# SET TASK
Starting at the line that contains "Decode this image" and stopping at the line that contains "Convert this screenshot", return those lines exactly and nothing else. Both end lines count; pictures do not.

# DATA RECORDS
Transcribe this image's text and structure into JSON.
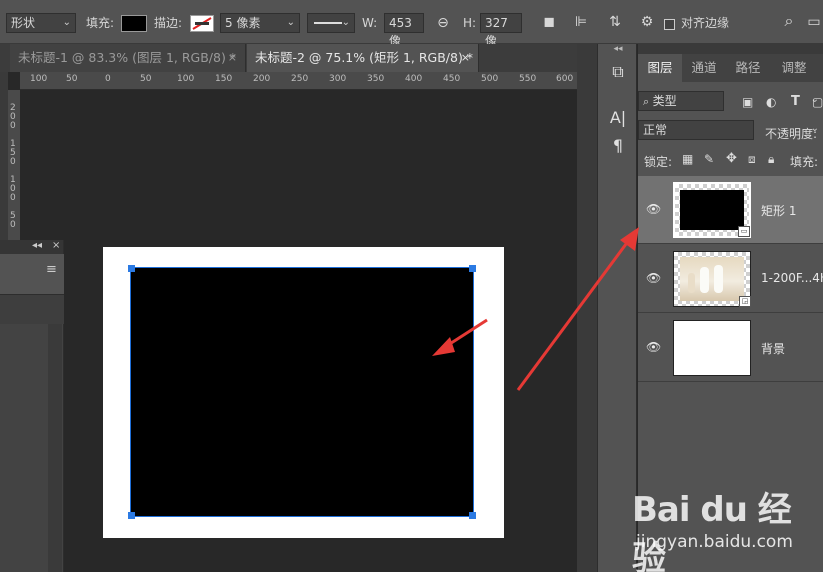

...

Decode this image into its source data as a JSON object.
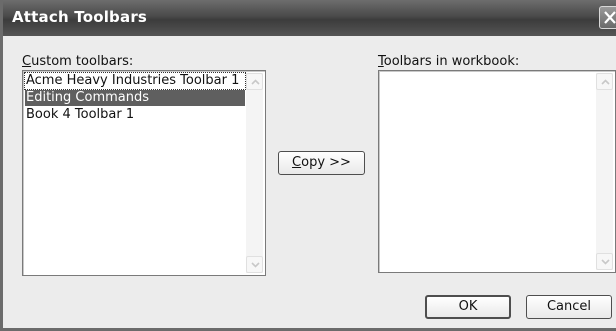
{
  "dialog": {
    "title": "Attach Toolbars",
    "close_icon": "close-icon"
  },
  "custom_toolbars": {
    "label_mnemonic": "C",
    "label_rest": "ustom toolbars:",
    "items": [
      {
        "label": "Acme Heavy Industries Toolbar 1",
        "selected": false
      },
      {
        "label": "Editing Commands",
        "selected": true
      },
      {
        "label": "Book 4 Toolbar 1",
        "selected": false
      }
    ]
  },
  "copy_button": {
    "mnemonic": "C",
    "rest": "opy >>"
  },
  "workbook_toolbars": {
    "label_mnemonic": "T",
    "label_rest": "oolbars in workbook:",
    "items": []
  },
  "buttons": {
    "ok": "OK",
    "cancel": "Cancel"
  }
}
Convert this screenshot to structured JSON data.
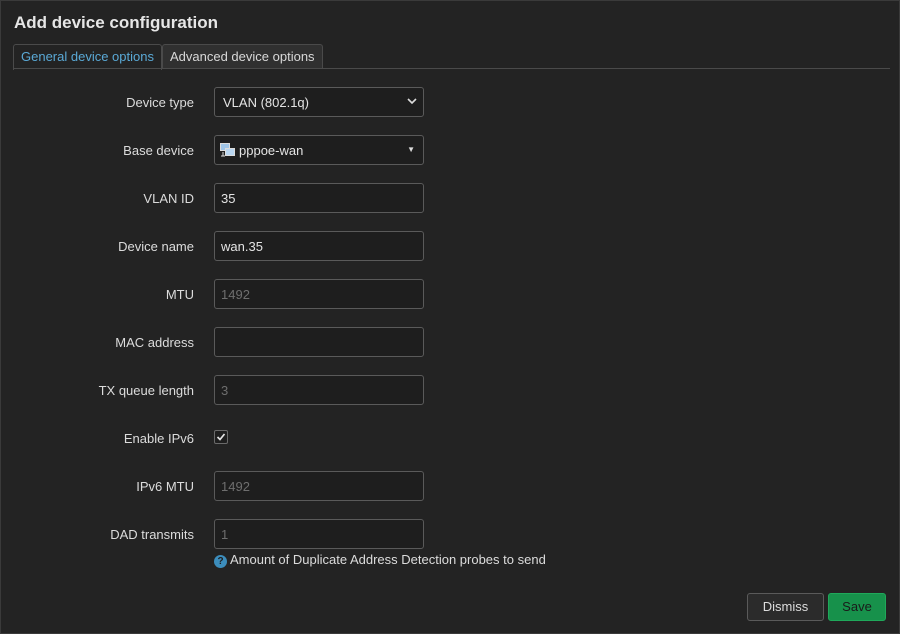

# ANSWER FOR THIS EXERCISE
Decode this image into its source data as a JSON object.
{
  "dialog": {
    "title": "Attach Toolbars",
    "close_icon": "close-icon"
  },
  "custom_toolbars": {
    "label_mnemonic": "C",
    "label_rest": "ustom toolbars:",
    "items": [
      {
        "label": "Acme Heavy Industries Toolbar 1",
        "selected": false
      },
      {
        "label": "Editing Commands",
        "selected": true
      },
      {
        "label": "Book 4 Toolbar 1",
        "selected": false
      }
    ]
  },
  "copy_button": {
    "mnemonic": "C",
    "rest": "opy >>"
  },
  "workbook_toolbars": {
    "label_mnemonic": "T",
    "label_rest": "oolbars in workbook:",
    "items": []
  },
  "buttons": {
    "ok": "OK",
    "cancel": "Cancel"
  }
}
Convert this screenshot to structured JSON data.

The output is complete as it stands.